## Goal
Go through the records and show each line where the word "title" occurs.
Start The input
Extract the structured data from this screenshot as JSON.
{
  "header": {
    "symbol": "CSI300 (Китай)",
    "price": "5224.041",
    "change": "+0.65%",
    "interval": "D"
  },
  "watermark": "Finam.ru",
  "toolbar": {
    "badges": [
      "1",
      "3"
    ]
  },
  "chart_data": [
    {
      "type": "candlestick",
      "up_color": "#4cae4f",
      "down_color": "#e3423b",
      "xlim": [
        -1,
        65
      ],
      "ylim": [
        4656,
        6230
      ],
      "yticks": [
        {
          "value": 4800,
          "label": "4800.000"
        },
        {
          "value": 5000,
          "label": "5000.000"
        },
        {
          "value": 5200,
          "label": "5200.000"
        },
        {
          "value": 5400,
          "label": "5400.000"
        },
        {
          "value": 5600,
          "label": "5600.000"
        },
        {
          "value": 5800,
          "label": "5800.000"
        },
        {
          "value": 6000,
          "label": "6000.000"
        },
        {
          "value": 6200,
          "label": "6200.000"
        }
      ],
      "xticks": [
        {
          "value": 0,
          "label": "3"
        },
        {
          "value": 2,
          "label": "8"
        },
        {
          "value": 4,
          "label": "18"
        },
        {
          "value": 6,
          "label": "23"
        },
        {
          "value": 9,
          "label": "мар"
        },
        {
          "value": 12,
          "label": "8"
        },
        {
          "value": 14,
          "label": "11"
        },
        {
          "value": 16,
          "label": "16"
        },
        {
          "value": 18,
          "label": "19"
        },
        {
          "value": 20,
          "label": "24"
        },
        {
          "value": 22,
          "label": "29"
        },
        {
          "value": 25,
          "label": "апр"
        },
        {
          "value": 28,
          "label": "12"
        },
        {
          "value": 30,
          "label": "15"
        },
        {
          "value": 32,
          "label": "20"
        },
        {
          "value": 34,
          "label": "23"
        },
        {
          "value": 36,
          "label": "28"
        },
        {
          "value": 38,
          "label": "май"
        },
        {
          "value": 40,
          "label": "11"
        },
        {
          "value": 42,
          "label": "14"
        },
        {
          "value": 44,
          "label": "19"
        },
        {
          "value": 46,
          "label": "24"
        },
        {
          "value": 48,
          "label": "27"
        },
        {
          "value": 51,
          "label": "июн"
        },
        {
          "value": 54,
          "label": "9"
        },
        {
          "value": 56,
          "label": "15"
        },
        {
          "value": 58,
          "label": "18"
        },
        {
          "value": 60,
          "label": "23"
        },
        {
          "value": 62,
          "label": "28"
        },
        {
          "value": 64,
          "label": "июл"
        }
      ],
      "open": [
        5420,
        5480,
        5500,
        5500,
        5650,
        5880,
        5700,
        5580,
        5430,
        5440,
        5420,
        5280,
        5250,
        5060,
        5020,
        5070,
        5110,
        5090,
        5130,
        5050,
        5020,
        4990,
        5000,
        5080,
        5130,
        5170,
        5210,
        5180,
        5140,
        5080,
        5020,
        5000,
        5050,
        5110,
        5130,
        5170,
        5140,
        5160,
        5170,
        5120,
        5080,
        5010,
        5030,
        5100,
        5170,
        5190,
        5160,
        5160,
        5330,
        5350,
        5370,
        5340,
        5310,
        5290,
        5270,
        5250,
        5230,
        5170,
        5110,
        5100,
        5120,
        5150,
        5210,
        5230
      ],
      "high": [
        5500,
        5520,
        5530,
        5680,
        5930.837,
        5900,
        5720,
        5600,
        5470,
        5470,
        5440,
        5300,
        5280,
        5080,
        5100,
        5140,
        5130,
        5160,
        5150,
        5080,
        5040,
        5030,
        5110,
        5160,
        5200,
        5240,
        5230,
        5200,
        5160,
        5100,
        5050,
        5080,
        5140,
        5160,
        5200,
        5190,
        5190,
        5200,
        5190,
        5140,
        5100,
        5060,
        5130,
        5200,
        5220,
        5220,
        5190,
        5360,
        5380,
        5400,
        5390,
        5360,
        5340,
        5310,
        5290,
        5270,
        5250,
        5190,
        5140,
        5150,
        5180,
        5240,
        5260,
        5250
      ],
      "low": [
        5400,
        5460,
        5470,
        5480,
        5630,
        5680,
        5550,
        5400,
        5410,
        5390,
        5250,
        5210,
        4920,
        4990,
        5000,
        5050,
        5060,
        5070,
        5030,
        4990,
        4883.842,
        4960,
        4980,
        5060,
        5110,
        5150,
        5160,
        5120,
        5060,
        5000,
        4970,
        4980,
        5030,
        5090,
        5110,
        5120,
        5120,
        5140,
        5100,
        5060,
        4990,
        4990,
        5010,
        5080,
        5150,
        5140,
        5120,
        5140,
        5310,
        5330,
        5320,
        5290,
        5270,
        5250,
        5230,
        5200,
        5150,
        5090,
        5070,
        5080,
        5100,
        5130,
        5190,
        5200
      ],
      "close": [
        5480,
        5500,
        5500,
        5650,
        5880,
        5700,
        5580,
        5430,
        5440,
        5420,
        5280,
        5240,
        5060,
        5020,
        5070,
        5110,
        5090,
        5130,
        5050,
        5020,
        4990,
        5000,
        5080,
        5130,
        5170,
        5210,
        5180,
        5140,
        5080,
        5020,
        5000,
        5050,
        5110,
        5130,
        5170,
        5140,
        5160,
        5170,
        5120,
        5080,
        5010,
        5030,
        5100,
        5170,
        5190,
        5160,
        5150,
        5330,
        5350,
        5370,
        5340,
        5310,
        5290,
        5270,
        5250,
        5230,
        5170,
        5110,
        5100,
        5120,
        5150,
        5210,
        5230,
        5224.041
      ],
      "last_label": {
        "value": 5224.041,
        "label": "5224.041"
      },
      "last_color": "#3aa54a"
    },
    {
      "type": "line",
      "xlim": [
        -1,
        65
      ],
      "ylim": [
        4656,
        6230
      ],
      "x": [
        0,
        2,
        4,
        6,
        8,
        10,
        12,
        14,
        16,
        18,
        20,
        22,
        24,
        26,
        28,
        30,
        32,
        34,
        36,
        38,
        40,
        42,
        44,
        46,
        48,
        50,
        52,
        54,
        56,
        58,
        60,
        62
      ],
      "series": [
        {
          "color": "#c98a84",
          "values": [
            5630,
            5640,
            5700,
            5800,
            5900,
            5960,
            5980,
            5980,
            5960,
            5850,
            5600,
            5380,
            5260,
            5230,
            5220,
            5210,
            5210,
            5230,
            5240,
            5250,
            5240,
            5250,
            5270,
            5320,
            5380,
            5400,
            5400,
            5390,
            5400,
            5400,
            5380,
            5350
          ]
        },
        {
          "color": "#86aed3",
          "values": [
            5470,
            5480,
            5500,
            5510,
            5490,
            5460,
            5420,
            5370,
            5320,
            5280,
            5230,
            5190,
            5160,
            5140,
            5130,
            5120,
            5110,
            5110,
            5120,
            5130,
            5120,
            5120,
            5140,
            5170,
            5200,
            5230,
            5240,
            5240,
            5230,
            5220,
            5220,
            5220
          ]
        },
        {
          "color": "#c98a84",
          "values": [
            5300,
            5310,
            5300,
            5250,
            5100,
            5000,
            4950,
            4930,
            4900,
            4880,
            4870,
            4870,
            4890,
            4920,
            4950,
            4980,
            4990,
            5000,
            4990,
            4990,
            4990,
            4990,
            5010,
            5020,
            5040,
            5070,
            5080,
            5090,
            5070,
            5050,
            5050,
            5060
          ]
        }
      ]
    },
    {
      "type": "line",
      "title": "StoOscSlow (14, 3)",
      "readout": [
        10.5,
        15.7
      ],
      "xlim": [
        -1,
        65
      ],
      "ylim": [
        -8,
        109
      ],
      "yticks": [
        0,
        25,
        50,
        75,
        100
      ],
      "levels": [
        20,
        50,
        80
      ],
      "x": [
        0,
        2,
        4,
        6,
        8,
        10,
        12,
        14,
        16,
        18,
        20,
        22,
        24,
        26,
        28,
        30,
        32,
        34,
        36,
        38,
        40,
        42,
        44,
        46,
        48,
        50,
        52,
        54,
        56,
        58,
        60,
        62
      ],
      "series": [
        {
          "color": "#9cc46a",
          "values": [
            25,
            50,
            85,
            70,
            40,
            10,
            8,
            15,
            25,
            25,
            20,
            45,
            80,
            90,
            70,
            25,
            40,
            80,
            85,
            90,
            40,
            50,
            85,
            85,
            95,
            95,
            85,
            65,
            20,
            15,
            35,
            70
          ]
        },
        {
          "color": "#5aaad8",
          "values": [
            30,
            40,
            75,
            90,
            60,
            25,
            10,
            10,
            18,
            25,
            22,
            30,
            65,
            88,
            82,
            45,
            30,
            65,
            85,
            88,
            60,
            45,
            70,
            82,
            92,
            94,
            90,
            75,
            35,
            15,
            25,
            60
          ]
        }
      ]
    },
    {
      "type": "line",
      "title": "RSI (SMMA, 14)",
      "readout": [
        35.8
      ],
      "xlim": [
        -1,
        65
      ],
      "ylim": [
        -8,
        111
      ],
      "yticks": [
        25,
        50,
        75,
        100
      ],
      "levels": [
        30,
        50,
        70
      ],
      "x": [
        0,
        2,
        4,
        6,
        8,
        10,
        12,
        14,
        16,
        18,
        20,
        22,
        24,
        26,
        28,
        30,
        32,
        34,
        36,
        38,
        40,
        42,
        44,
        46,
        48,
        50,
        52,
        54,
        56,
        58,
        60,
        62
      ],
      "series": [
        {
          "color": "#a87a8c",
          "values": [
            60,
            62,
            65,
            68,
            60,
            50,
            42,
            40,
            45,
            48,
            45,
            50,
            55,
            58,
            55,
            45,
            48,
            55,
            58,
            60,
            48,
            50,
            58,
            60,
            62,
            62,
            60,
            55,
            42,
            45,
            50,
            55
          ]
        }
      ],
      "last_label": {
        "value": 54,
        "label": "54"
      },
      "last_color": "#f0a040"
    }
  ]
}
End The input
## Finished answer
      "title": "StoOscSlow (14, 3)",
      "title": "RSI (SMMA, 14)",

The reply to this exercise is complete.